# TASK PROMPT
Transcribe the full listing exactly, and drop every picture.

::: INFORMATION SUPPLIED

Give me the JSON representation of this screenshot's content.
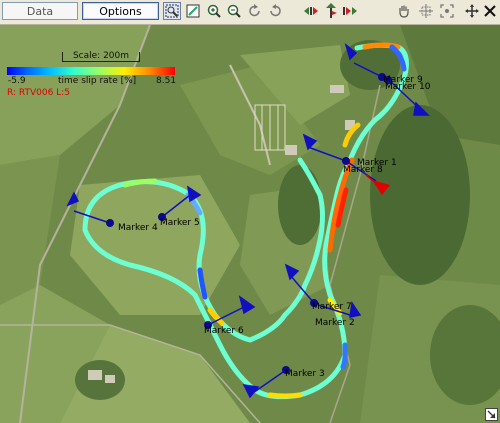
{
  "tabs": [
    {
      "label": "Data",
      "active": false
    },
    {
      "label": "Options",
      "active": true
    }
  ],
  "toolbar_icons": [
    "zoom-area-icon",
    "edit-icon",
    "zoom-in-icon",
    "zoom-out-icon",
    "rotate-left-icon",
    "rotate-right-icon",
    "step-back-icon",
    "marker-up-icon",
    "step-forward-icon",
    "pan-hand-icon",
    "fit-view-icon",
    "zoom-extents-icon",
    "expand-icon",
    "close-icon"
  ],
  "map": {
    "scale_label": "Scale: 200m",
    "legend": {
      "min": "-5.9",
      "max": "8.51",
      "label": "time slip rate [%]"
    },
    "run_info": "R: RTV006  L:5",
    "markers": [
      {
        "label": "Marker 1"
      },
      {
        "label": "Marker 2"
      },
      {
        "label": "Marker 3"
      },
      {
        "label": "Marker 4"
      },
      {
        "label": "Marker 5"
      },
      {
        "label": "Marker 6"
      },
      {
        "label": "Marker 7"
      },
      {
        "label": "Marker 8"
      },
      {
        "label": "Marker 9"
      },
      {
        "label": "Marker 10"
      }
    ]
  }
}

::::::

# WRITTEN ANSWER
Give me the JSON representation of this screenshot's content.
{
  "tabs": [
    {
      "label": "Data",
      "active": false
    },
    {
      "label": "Options",
      "active": true
    }
  ],
  "toolbar_icons": [
    "zoom-area-icon",
    "edit-icon",
    "zoom-in-icon",
    "zoom-out-icon",
    "rotate-left-icon",
    "rotate-right-icon",
    "step-back-icon",
    "marker-up-icon",
    "step-forward-icon",
    "pan-hand-icon",
    "fit-view-icon",
    "zoom-extents-icon",
    "expand-icon",
    "close-icon"
  ],
  "map": {
    "scale_label": "Scale: 200m",
    "legend": {
      "min": "-5.9",
      "max": "8.51",
      "label": "time slip rate [%]"
    },
    "run_info": "R: RTV006  L:5",
    "markers": [
      {
        "label": "Marker 1"
      },
      {
        "label": "Marker 2"
      },
      {
        "label": "Marker 3"
      },
      {
        "label": "Marker 4"
      },
      {
        "label": "Marker 5"
      },
      {
        "label": "Marker 6"
      },
      {
        "label": "Marker 7"
      },
      {
        "label": "Marker 8"
      },
      {
        "label": "Marker 9"
      },
      {
        "label": "Marker 10"
      }
    ]
  }
}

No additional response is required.